◆ **PROBLEM DETAILS**
Among the lines of these entries, how many hold the word "this"? State only the number.

◆ **EXERCISE DATA**
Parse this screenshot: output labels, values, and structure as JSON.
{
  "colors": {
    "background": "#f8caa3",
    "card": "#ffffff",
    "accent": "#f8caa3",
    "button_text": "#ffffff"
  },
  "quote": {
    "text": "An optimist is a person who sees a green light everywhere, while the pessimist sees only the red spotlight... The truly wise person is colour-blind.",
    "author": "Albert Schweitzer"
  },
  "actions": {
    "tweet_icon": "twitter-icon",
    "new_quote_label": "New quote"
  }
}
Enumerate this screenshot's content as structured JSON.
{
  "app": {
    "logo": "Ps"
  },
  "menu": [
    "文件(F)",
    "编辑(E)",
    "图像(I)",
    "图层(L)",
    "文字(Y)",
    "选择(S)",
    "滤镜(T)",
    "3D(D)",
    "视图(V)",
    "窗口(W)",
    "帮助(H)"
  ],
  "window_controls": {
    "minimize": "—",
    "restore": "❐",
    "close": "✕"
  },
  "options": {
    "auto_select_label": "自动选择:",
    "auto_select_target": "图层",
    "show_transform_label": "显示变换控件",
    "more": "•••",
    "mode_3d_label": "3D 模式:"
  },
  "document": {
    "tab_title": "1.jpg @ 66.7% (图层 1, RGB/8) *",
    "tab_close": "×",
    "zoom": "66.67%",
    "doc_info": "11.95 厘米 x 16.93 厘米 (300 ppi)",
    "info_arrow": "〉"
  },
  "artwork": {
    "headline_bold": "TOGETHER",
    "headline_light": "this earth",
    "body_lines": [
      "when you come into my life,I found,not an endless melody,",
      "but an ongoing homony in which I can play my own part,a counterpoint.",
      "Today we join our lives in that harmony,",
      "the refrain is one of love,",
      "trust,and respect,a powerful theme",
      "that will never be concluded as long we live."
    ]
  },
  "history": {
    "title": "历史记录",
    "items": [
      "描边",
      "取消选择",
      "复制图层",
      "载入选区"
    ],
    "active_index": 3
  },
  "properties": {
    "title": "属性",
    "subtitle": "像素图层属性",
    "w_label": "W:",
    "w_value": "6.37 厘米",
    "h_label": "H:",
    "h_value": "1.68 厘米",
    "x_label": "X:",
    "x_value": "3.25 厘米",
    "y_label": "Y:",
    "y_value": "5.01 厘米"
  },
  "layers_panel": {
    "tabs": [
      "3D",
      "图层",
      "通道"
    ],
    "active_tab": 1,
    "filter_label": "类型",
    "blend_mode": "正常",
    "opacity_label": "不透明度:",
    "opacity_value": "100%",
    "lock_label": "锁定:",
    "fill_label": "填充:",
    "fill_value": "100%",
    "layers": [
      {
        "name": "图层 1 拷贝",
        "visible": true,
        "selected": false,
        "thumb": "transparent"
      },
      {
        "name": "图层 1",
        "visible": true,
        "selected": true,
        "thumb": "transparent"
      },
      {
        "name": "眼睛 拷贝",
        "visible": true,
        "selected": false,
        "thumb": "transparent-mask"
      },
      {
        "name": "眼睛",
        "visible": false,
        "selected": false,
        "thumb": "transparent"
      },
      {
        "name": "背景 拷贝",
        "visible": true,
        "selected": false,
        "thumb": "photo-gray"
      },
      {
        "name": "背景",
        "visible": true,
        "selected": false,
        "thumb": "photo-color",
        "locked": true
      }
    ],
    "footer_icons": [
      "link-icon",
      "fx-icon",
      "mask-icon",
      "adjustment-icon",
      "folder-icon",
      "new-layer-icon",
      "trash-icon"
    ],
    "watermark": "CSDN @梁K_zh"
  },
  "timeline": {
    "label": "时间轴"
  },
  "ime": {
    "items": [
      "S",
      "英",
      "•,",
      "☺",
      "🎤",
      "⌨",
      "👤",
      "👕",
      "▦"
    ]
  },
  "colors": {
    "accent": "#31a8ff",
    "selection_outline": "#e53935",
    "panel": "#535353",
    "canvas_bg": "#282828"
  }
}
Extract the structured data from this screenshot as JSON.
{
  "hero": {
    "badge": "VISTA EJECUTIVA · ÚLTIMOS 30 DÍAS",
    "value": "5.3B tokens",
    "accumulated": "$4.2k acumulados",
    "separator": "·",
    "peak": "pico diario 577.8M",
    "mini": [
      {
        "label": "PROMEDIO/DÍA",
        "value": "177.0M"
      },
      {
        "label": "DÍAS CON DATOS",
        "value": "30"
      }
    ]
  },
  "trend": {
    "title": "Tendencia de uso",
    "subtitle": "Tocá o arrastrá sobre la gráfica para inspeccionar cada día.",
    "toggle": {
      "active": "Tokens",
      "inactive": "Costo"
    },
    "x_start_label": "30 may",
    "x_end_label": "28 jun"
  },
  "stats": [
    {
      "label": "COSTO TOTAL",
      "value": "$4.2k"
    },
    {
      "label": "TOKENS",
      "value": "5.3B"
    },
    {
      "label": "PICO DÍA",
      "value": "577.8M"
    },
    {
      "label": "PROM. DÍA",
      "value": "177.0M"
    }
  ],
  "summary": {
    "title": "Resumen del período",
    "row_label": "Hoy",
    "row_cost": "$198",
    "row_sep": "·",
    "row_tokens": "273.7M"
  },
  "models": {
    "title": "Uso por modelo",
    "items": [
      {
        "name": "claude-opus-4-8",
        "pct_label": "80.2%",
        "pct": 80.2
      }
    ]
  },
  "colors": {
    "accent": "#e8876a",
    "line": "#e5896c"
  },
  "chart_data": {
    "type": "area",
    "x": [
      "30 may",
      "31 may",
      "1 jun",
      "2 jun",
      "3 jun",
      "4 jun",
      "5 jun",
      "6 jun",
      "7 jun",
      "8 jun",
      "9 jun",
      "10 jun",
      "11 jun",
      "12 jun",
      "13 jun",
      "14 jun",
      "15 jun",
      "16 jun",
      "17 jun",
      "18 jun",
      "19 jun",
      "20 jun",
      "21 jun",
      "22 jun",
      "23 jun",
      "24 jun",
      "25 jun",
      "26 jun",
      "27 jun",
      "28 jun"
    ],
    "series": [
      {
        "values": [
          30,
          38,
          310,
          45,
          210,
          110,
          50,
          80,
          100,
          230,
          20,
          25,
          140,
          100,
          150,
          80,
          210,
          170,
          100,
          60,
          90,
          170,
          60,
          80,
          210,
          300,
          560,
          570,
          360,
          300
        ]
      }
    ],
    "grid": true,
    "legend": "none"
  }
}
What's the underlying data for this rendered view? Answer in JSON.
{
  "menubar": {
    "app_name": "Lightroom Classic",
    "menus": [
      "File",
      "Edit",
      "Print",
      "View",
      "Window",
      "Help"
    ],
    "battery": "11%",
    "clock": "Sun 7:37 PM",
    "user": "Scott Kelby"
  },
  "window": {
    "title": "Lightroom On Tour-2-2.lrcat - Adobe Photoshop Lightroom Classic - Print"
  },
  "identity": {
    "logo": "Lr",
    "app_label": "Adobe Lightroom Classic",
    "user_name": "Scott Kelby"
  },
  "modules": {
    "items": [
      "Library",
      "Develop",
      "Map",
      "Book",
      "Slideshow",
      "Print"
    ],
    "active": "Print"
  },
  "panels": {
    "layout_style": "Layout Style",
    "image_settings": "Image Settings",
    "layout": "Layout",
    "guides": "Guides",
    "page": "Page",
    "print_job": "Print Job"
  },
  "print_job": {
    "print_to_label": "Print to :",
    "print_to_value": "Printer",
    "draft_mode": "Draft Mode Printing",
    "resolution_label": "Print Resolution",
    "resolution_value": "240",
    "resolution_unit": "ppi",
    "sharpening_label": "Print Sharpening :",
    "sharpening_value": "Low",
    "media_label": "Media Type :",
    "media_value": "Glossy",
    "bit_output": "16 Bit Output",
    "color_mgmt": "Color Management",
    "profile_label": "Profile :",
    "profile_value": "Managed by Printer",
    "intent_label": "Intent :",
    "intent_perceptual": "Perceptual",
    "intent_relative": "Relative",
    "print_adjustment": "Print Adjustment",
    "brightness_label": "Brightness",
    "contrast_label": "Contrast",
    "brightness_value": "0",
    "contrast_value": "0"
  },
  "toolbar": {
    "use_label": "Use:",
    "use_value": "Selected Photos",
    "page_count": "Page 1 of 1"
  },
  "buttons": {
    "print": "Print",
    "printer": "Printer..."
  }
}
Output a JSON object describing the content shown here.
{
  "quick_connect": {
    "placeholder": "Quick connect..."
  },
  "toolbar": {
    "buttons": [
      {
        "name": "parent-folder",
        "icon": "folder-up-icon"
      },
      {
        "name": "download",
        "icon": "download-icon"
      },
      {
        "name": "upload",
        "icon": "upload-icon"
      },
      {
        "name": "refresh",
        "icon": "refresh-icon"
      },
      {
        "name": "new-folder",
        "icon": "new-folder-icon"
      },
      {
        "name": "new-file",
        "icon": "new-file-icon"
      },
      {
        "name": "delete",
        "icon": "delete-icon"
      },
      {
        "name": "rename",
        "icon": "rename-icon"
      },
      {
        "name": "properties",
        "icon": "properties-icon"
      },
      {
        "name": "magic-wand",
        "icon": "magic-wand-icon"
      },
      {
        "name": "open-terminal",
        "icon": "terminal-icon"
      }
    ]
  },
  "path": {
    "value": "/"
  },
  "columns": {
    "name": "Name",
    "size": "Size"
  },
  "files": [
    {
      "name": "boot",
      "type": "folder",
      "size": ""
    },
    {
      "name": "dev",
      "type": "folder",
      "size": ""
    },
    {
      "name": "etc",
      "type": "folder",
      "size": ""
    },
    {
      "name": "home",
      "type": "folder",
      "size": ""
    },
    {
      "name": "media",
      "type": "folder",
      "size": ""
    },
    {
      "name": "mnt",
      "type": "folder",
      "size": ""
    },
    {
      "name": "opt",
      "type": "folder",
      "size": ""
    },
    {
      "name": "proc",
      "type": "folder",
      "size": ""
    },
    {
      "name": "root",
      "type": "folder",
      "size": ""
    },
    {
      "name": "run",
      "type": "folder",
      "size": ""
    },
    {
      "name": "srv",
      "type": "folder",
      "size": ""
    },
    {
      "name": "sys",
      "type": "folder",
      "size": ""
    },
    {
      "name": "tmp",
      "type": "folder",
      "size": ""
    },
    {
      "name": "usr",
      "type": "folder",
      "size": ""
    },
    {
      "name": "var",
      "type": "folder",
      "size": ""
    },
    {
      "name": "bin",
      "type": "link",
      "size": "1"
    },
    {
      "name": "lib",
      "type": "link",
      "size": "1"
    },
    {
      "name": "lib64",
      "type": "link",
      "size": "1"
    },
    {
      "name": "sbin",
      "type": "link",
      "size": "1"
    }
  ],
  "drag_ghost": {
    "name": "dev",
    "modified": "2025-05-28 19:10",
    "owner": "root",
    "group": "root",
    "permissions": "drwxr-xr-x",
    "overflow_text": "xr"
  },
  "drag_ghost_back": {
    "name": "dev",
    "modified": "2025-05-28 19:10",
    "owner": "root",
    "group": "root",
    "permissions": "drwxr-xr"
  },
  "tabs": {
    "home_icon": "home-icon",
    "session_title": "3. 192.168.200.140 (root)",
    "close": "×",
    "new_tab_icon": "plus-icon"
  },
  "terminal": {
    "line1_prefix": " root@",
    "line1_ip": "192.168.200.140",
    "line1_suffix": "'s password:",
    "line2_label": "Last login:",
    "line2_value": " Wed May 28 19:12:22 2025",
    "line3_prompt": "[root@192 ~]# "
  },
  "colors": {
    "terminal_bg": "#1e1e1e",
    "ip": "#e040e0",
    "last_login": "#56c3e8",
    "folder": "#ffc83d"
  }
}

◆ **EXPECTED OUTPUT**
5